__GOAL__
Every line of the records must be repeated exactly; pictures stay out.

[Stored records]
= = =

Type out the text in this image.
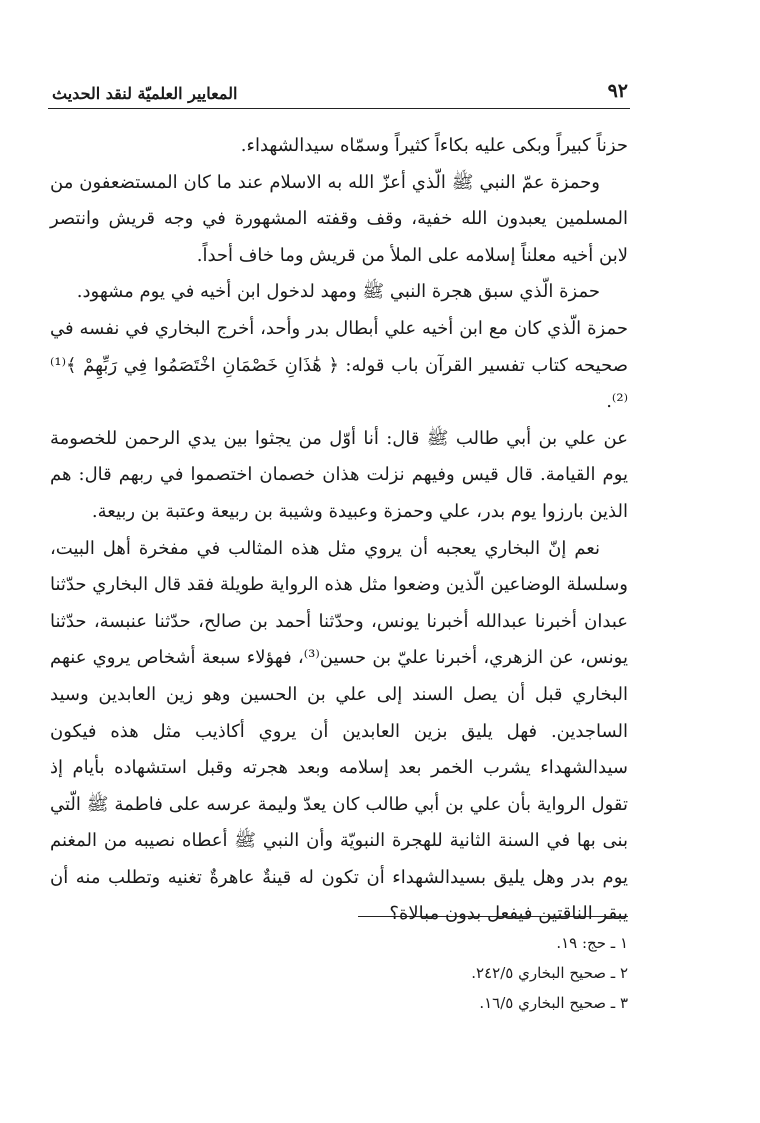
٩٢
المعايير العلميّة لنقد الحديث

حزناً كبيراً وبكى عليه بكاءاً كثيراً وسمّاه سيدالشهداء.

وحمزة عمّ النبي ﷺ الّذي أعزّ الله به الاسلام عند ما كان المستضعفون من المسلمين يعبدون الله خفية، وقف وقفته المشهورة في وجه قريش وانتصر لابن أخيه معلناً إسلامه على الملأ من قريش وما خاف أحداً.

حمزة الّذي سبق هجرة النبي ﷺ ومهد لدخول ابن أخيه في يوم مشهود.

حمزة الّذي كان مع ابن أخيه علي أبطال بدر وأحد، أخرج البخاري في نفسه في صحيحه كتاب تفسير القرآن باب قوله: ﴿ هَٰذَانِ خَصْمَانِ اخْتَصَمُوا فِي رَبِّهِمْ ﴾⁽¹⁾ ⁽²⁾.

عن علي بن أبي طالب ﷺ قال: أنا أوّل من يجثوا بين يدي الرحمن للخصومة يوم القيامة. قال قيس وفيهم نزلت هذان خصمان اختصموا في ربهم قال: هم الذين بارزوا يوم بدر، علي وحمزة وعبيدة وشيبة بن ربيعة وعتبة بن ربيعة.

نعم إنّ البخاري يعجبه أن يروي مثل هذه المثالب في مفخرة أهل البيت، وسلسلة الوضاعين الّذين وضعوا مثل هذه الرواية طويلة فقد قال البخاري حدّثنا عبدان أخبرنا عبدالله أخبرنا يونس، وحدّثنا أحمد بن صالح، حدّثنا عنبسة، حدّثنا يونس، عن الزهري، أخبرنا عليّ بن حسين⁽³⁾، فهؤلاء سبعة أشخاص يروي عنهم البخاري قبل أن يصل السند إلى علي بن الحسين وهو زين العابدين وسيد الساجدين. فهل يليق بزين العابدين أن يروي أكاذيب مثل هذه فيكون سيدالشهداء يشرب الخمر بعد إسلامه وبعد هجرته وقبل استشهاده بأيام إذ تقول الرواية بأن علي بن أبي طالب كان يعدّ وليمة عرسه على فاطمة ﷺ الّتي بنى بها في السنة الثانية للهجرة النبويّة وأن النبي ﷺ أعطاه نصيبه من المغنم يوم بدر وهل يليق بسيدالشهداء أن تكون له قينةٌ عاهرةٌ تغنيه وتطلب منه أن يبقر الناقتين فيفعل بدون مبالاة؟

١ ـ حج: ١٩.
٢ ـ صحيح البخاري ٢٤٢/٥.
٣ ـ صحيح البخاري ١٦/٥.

= = =

__SOLUTION BELOW__
Type out the text in this image.
٩٢
المعايير العلميّة لنقد الحديث

حزناً كبيراً وبكى عليه بكاءاً كثيراً وسمّاه سيدالشهداء.

وحمزة عمّ النبي ﷺ الّذي أعزّ الله به الاسلام عند ما كان المستضعفون من المسلمين يعبدون الله خفية، وقف وقفته المشهورة في وجه قريش وانتصر لابن أخيه معلناً إسلامه على الملأ من قريش وما خاف أحداً.

حمزة الّذي سبق هجرة النبي ﷺ ومهد لدخول ابن أخيه في يوم مشهود.

حمزة الّذي كان مع ابن أخيه علي أبطال بدر وأحد، أخرج البخاري في نفسه في صحيحه كتاب تفسير القرآن باب قوله: ﴿ هَٰذَانِ خَصْمَانِ اخْتَصَمُوا فِي رَبِّهِمْ ﴾⁽¹⁾ ⁽²⁾.

عن علي بن أبي طالب ﷺ قال: أنا أوّل من يجثوا بين يدي الرحمن للخصومة يوم القيامة. قال قيس وفيهم نزلت هذان خصمان اختصموا في ربهم قال: هم الذين بارزوا يوم بدر، علي وحمزة وعبيدة وشيبة بن ربيعة وعتبة بن ربيعة.

نعم إنّ البخاري يعجبه أن يروي مثل هذه المثالب في مفخرة أهل البيت، وسلسلة الوضاعين الّذين وضعوا مثل هذه الرواية طويلة فقد قال البخاري حدّثنا عبدان أخبرنا عبدالله أخبرنا يونس، وحدّثنا أحمد بن صالح، حدّثنا عنبسة، حدّثنا يونس، عن الزهري، أخبرنا عليّ بن حسين⁽³⁾، فهؤلاء سبعة أشخاص يروي عنهم البخاري قبل أن يصل السند إلى علي بن الحسين وهو زين العابدين وسيد الساجدين. فهل يليق بزين العابدين أن يروي أكاذيب مثل هذه فيكون سيدالشهداء يشرب الخمر بعد إسلامه وبعد هجرته وقبل استشهاده بأيام إذ تقول الرواية بأن علي بن أبي طالب كان يعدّ وليمة عرسه على فاطمة ﷺ الّتي بنى بها في السنة الثانية للهجرة النبويّة وأن النبي ﷺ أعطاه نصيبه من المغنم يوم بدر وهل يليق بسيدالشهداء أن تكون له قينةٌ عاهرةٌ تغنيه وتطلب منه أن يبقر الناقتين فيفعل بدون مبالاة؟

١ ـ حج: ١٩.
٢ ـ صحيح البخاري ٢٤٢/٥.
٣ ـ صحيح البخاري ١٦/٥.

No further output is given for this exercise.